● Provided data:
::::::::::
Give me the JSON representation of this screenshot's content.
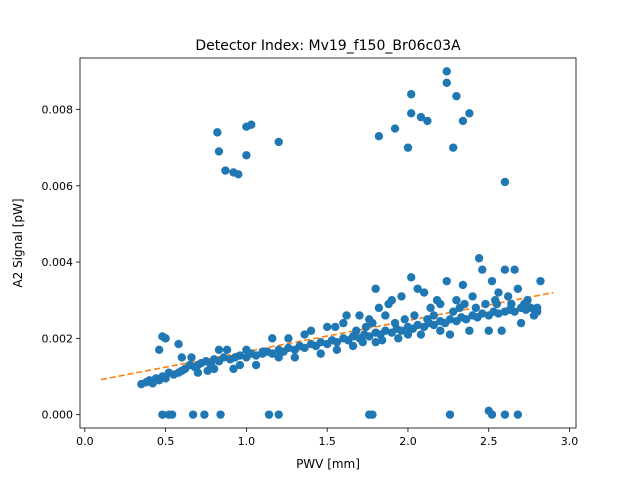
{
  "chart_data": {
    "type": "scatter",
    "title": "Detector Index: Mv19_f150_Br06c03A",
    "xlabel": "PWV [mm]",
    "ylabel": "A2 Signal [pW]",
    "xlim": [
      -0.03,
      3.04
    ],
    "ylim": [
      -0.00035,
      0.00935
    ],
    "xticks": [
      {
        "value": 0.0,
        "label": "0.0"
      },
      {
        "value": 0.5,
        "label": "0.5"
      },
      {
        "value": 1.0,
        "label": "1.0"
      },
      {
        "value": 1.5,
        "label": "1.5"
      },
      {
        "value": 2.0,
        "label": "2.0"
      },
      {
        "value": 2.5,
        "label": "2.5"
      },
      {
        "value": 3.0,
        "label": "3.0"
      }
    ],
    "yticks": [
      {
        "value": 0.0,
        "label": "0.000"
      },
      {
        "value": 0.002,
        "label": "0.002"
      },
      {
        "value": 0.004,
        "label": "0.004"
      },
      {
        "value": 0.006,
        "label": "0.006"
      },
      {
        "value": 0.008,
        "label": "0.008"
      }
    ],
    "grid": false,
    "colors": {
      "points": "#1f77b4",
      "fit": "#ff7f0e",
      "axes": "#000000"
    },
    "series": [
      {
        "name": "measurements",
        "kind": "scatter",
        "points": [
          [
            0.35,
            0.0008
          ],
          [
            0.38,
            0.00085
          ],
          [
            0.4,
            0.0009
          ],
          [
            0.42,
            0.00082
          ],
          [
            0.44,
            0.00095
          ],
          [
            0.46,
            0.0009
          ],
          [
            0.48,
            0.001
          ],
          [
            0.5,
            0.00095
          ],
          [
            0.52,
            0.0011
          ],
          [
            0.55,
            0.00105
          ],
          [
            0.58,
            0.0011
          ],
          [
            0.6,
            0.00115
          ],
          [
            0.62,
            0.0012
          ],
          [
            0.65,
            0.0013
          ],
          [
            0.68,
            0.00125
          ],
          [
            0.7,
            0.0013
          ],
          [
            0.72,
            0.00135
          ],
          [
            0.75,
            0.0014
          ],
          [
            0.78,
            0.0013
          ],
          [
            0.8,
            0.00145
          ],
          [
            0.83,
            0.0014
          ],
          [
            0.86,
            0.0015
          ],
          [
            0.9,
            0.00145
          ],
          [
            0.93,
            0.0015
          ],
          [
            0.96,
            0.00155
          ],
          [
            1.0,
            0.0015
          ],
          [
            1.03,
            0.0016
          ],
          [
            1.06,
            0.00155
          ],
          [
            1.1,
            0.0016
          ],
          [
            1.13,
            0.00165
          ],
          [
            1.16,
            0.0016
          ],
          [
            1.2,
            0.0017
          ],
          [
            1.23,
            0.00165
          ],
          [
            1.26,
            0.00175
          ],
          [
            1.3,
            0.0017
          ],
          [
            1.33,
            0.0018
          ],
          [
            1.36,
            0.00175
          ],
          [
            1.4,
            0.00185
          ],
          [
            1.43,
            0.0018
          ],
          [
            1.46,
            0.0019
          ],
          [
            1.5,
            0.00185
          ],
          [
            1.53,
            0.00195
          ],
          [
            1.56,
            0.0019
          ],
          [
            1.6,
            0.002
          ],
          [
            1.63,
            0.00195
          ],
          [
            1.66,
            0.00205
          ],
          [
            1.7,
            0.002
          ],
          [
            1.73,
            0.0021
          ],
          [
            1.76,
            0.00205
          ],
          [
            1.8,
            0.00215
          ],
          [
            1.83,
            0.0021
          ],
          [
            1.86,
            0.0022
          ],
          [
            1.9,
            0.00215
          ],
          [
            1.93,
            0.00225
          ],
          [
            1.96,
            0.0022
          ],
          [
            2.0,
            0.0023
          ],
          [
            2.03,
            0.00225
          ],
          [
            2.06,
            0.00235
          ],
          [
            2.1,
            0.0023
          ],
          [
            2.13,
            0.0024
          ],
          [
            2.16,
            0.00235
          ],
          [
            2.2,
            0.00245
          ],
          [
            2.23,
            0.0024
          ],
          [
            2.26,
            0.0025
          ],
          [
            2.3,
            0.00245
          ],
          [
            2.33,
            0.00255
          ],
          [
            2.36,
            0.0025
          ],
          [
            2.4,
            0.0026
          ],
          [
            2.43,
            0.00255
          ],
          [
            2.46,
            0.00265
          ],
          [
            2.5,
            0.0026
          ],
          [
            2.53,
            0.0027
          ],
          [
            2.56,
            0.00265
          ],
          [
            2.6,
            0.0027
          ],
          [
            2.63,
            0.00275
          ],
          [
            2.66,
            0.0027
          ],
          [
            2.7,
            0.0028
          ],
          [
            2.73,
            0.00275
          ],
          [
            2.76,
            0.0028
          ],
          [
            2.8,
            0.0027
          ],
          [
            0.46,
            0.0017
          ],
          [
            0.48,
            0.00205
          ],
          [
            0.5,
            0.002
          ],
          [
            0.58,
            0.00185
          ],
          [
            0.6,
            0.0015
          ],
          [
            0.66,
            0.0015
          ],
          [
            0.7,
            0.0011
          ],
          [
            0.76,
            0.00115
          ],
          [
            0.8,
            0.0012
          ],
          [
            0.83,
            0.0017
          ],
          [
            0.88,
            0.0017
          ],
          [
            0.92,
            0.0012
          ],
          [
            0.96,
            0.0013
          ],
          [
            1.0,
            0.0017
          ],
          [
            1.06,
            0.0013
          ],
          [
            1.1,
            0.00165
          ],
          [
            1.16,
            0.002
          ],
          [
            1.2,
            0.0015
          ],
          [
            1.26,
            0.002
          ],
          [
            1.3,
            0.0015
          ],
          [
            1.36,
            0.0021
          ],
          [
            1.4,
            0.0022
          ],
          [
            1.46,
            0.0016
          ],
          [
            1.5,
            0.0023
          ],
          [
            1.56,
            0.0017
          ],
          [
            1.6,
            0.0024
          ],
          [
            1.66,
            0.0018
          ],
          [
            1.7,
            0.0026
          ],
          [
            1.72,
            0.0019
          ],
          [
            1.76,
            0.0025
          ],
          [
            1.8,
            0.0019
          ],
          [
            1.82,
            0.0028
          ],
          [
            1.84,
            0.00195
          ],
          [
            1.86,
            0.0026
          ],
          [
            1.9,
            0.003
          ],
          [
            1.94,
            0.002
          ],
          [
            1.96,
            0.0031
          ],
          [
            2.0,
            0.0021
          ],
          [
            2.02,
            0.0036
          ],
          [
            2.06,
            0.0033
          ],
          [
            2.08,
            0.0021
          ],
          [
            2.1,
            0.0032
          ],
          [
            2.14,
            0.0028
          ],
          [
            2.18,
            0.003
          ],
          [
            2.2,
            0.0022
          ],
          [
            2.24,
            0.0035
          ],
          [
            2.26,
            0.0021
          ],
          [
            2.3,
            0.003
          ],
          [
            2.34,
            0.0034
          ],
          [
            2.38,
            0.0022
          ],
          [
            2.4,
            0.0031
          ],
          [
            2.44,
            0.0041
          ],
          [
            2.46,
            0.0038
          ],
          [
            2.5,
            0.0022
          ],
          [
            2.52,
            0.0035
          ],
          [
            2.56,
            0.0032
          ],
          [
            2.58,
            0.0022
          ],
          [
            2.6,
            0.0038
          ],
          [
            2.62,
            0.0031
          ],
          [
            2.66,
            0.0038
          ],
          [
            2.68,
            0.0033
          ],
          [
            2.7,
            0.0024
          ],
          [
            2.74,
            0.003
          ],
          [
            2.78,
            0.0026
          ],
          [
            2.82,
            0.0035
          ],
          [
            1.8,
            0.0033
          ],
          [
            1.88,
            0.0029
          ],
          [
            2.2,
            0.0029
          ],
          [
            2.35,
            0.0029
          ],
          [
            2.55,
            0.0029
          ],
          [
            1.55,
            0.0023
          ],
          [
            1.62,
            0.0026
          ],
          [
            1.68,
            0.0022
          ],
          [
            1.74,
            0.0023
          ],
          [
            1.78,
            0.0024
          ],
          [
            1.92,
            0.0024
          ],
          [
            1.98,
            0.0025
          ],
          [
            2.04,
            0.0026
          ],
          [
            2.12,
            0.0025
          ],
          [
            2.16,
            0.0026
          ],
          [
            2.28,
            0.0027
          ],
          [
            2.32,
            0.0028
          ],
          [
            2.42,
            0.0028
          ],
          [
            2.48,
            0.0029
          ],
          [
            2.54,
            0.003
          ],
          [
            2.64,
            0.0029
          ],
          [
            2.72,
            0.0029
          ],
          [
            2.8,
            0.0028
          ],
          [
            0.82,
            0.0074
          ],
          [
            0.83,
            0.0069
          ],
          [
            0.87,
            0.0064
          ],
          [
            0.92,
            0.00635
          ],
          [
            0.95,
            0.0063
          ],
          [
            1.0,
            0.0068
          ],
          [
            1.0,
            0.00755
          ],
          [
            1.03,
            0.0076
          ],
          [
            1.2,
            0.00715
          ],
          [
            1.82,
            0.0073
          ],
          [
            1.92,
            0.0075
          ],
          [
            2.0,
            0.007
          ],
          [
            2.02,
            0.0079
          ],
          [
            2.02,
            0.0084
          ],
          [
            2.08,
            0.0078
          ],
          [
            2.12,
            0.0077
          ],
          [
            2.24,
            0.009
          ],
          [
            2.24,
            0.0087
          ],
          [
            2.28,
            0.007
          ],
          [
            2.3,
            0.00835
          ],
          [
            2.34,
            0.0077
          ],
          [
            2.38,
            0.0079
          ],
          [
            2.6,
            0.0061
          ],
          [
            0.48,
            0.0
          ],
          [
            0.52,
            0.0
          ],
          [
            0.54,
            0.0
          ],
          [
            0.67,
            0.0
          ],
          [
            0.74,
            0.0
          ],
          [
            0.84,
            0.0
          ],
          [
            1.14,
            0.0
          ],
          [
            1.2,
            0.0
          ],
          [
            1.76,
            0.0
          ],
          [
            1.78,
            0.0
          ],
          [
            2.26,
            0.0
          ],
          [
            2.5,
            0.0001
          ],
          [
            2.52,
            0.0
          ],
          [
            2.6,
            0.0
          ],
          [
            2.68,
            0.0
          ]
        ]
      },
      {
        "name": "linear fit",
        "kind": "line",
        "style": "dashed",
        "points": [
          [
            0.1,
            0.00092
          ],
          [
            2.9,
            0.0032
          ]
        ]
      }
    ]
  }
}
::::::::::
● Your goal: Select all lines in the listing that include the word "value".

● Full response:
        "value": 0.0,
        "value": 0.5,
        "value": 1.0,
        "value": 1.5,
        "value": 2.0,
        "value": 2.5,
        "value": 3.0,
        "value": 0.0,
        "value": 0.002,
        "value": 0.004,
        "value": 0.006,
        "value": 0.008,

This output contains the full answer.